Data entries for graphics:
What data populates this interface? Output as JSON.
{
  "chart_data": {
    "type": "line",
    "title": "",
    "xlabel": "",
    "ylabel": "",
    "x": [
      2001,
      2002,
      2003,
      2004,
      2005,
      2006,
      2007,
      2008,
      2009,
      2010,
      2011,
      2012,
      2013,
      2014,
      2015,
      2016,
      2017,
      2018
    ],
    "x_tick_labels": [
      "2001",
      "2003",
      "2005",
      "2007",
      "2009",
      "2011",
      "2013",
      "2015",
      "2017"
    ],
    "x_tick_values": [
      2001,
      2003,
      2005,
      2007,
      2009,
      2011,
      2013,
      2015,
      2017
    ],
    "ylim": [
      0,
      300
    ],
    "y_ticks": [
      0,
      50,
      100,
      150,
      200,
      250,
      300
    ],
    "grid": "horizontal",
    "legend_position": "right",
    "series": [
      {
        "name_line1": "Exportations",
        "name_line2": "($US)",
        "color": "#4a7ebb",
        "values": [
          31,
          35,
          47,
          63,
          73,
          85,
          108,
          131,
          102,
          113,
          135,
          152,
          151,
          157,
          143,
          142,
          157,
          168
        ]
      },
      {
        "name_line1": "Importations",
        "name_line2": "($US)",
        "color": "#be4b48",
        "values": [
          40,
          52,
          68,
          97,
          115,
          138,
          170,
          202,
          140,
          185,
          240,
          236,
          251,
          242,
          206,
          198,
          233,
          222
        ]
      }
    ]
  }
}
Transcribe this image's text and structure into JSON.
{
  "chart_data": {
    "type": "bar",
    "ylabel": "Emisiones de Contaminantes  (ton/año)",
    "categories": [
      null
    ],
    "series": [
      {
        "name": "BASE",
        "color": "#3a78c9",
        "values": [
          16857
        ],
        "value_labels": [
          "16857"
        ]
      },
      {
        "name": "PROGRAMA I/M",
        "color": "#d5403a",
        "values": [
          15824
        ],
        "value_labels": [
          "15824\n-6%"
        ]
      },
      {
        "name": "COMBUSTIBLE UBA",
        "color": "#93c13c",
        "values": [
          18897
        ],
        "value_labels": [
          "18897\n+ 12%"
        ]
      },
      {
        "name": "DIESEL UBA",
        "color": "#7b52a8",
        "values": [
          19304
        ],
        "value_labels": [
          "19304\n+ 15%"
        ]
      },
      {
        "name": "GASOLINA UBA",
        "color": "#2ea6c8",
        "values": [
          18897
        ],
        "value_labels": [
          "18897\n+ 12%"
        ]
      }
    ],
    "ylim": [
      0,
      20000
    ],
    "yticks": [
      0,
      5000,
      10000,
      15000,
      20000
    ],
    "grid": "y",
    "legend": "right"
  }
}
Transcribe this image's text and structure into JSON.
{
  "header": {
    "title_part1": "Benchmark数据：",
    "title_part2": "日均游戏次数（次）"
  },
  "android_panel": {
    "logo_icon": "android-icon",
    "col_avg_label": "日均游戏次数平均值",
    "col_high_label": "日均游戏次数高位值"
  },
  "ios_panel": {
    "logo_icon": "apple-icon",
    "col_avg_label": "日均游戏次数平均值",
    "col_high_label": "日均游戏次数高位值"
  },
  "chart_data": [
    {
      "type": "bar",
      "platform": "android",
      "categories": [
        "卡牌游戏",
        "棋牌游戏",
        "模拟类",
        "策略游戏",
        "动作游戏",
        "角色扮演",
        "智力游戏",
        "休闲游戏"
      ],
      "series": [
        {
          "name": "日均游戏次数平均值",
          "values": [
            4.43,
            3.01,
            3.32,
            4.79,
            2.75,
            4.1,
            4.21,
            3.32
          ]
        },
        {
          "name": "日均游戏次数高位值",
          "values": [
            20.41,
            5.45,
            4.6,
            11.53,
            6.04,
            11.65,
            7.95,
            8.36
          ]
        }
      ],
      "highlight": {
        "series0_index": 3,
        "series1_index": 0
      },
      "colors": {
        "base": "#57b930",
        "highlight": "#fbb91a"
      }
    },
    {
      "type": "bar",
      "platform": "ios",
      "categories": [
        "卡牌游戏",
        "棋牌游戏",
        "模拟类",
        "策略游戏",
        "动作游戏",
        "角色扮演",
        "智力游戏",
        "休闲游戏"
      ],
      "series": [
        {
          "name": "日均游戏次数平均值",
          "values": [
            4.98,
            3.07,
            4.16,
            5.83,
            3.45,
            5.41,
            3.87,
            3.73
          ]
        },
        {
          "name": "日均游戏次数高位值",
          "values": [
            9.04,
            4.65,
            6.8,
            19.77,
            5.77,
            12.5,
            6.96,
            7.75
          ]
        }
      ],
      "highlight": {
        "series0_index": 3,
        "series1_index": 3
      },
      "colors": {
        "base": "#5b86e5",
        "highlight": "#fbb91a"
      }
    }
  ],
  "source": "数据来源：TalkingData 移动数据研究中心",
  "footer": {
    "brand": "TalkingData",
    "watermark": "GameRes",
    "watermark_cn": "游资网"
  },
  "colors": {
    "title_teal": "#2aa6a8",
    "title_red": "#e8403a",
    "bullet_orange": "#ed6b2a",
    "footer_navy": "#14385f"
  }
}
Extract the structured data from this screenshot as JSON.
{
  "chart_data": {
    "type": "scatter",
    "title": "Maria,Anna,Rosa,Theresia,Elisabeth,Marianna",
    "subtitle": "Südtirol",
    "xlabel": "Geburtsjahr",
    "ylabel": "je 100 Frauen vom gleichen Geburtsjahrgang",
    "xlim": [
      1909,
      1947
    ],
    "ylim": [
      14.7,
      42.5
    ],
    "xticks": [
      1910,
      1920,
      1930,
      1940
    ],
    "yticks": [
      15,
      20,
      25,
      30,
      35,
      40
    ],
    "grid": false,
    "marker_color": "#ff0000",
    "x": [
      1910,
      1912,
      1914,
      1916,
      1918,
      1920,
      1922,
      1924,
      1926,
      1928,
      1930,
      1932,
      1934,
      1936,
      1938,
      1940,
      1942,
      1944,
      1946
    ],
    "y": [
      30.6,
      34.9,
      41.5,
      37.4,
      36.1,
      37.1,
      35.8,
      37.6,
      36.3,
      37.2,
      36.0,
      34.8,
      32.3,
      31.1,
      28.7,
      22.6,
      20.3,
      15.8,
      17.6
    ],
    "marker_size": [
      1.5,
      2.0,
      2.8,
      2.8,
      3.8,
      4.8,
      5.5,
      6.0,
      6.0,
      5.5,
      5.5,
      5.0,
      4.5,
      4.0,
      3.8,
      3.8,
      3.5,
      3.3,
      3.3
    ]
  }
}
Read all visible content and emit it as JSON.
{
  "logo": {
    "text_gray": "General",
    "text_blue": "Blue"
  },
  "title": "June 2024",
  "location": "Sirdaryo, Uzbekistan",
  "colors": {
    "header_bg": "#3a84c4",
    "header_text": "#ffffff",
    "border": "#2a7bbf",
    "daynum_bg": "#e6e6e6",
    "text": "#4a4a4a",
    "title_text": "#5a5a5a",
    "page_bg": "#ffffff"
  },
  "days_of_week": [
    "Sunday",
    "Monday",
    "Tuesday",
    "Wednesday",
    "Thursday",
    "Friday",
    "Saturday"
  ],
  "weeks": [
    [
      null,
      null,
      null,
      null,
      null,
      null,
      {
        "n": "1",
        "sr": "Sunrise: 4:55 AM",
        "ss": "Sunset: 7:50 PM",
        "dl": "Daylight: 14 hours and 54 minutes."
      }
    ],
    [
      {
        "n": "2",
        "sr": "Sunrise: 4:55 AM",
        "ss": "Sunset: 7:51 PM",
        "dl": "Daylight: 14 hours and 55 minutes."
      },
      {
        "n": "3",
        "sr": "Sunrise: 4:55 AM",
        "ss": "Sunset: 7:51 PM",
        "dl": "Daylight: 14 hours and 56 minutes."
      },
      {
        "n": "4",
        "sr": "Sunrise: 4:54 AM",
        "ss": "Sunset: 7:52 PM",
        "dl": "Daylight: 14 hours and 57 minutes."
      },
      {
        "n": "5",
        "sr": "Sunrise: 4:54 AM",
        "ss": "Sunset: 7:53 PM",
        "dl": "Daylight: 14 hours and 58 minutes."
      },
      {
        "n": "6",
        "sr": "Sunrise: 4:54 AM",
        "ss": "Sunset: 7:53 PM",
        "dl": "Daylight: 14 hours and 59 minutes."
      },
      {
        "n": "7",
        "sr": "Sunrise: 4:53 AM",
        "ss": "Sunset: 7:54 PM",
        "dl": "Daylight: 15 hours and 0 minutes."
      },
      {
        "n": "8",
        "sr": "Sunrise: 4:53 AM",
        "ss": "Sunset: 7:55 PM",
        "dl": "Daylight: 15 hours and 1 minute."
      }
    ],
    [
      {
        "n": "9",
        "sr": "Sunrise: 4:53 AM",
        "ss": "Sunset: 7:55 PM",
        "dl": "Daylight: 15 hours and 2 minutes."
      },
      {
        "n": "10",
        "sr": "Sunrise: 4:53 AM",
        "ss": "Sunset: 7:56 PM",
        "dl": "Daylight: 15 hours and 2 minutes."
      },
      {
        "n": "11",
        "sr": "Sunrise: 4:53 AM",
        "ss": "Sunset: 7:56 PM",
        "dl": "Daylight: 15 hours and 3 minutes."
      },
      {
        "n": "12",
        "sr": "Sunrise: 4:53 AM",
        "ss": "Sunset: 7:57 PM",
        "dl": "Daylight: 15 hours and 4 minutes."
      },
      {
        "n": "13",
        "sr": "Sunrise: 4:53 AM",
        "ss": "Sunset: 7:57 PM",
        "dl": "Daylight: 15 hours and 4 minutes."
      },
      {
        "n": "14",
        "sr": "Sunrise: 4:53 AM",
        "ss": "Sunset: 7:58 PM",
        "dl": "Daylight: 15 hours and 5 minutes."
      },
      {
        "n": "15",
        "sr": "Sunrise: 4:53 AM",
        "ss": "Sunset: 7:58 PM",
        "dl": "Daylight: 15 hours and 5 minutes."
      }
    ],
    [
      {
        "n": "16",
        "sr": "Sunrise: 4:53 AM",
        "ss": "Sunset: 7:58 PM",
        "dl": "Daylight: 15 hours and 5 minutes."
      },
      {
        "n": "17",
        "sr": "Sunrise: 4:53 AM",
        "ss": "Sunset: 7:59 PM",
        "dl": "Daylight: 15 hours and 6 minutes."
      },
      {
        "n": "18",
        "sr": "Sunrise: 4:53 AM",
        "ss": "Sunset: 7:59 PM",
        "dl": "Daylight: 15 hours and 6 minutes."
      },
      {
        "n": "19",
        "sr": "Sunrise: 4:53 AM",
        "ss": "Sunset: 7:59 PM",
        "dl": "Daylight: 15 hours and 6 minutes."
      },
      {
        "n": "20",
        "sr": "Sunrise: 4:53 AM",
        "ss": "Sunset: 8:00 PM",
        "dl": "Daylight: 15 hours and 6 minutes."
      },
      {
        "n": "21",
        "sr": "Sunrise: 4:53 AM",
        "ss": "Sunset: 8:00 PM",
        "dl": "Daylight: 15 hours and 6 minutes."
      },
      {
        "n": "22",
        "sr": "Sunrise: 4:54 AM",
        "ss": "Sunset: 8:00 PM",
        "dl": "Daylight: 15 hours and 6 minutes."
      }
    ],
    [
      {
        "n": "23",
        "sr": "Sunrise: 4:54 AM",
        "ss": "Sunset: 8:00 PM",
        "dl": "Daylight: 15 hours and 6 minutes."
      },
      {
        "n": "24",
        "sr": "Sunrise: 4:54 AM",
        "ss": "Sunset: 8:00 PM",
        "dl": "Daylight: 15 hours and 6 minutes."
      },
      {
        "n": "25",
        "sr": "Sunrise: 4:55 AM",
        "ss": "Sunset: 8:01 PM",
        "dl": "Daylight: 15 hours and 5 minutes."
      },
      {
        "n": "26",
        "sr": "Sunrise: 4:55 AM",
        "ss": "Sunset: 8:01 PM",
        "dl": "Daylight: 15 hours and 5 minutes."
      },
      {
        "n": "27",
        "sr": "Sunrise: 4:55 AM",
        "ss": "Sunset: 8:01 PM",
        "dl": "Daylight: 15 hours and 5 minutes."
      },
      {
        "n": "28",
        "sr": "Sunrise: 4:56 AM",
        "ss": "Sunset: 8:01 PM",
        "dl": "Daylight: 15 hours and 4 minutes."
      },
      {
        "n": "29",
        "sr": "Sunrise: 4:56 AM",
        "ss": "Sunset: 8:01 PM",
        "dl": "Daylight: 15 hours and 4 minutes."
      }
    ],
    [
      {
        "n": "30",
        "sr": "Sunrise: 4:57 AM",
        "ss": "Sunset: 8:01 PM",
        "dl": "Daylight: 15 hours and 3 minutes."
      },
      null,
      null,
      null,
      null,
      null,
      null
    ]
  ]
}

DESCRIPTION OF THE TASK: Search the data for the string "TalkingData". List each line that has it.

TASK RESULT:
  "source": "数据来源：TalkingData 移动数据研究中心",
    "brand": "TalkingData",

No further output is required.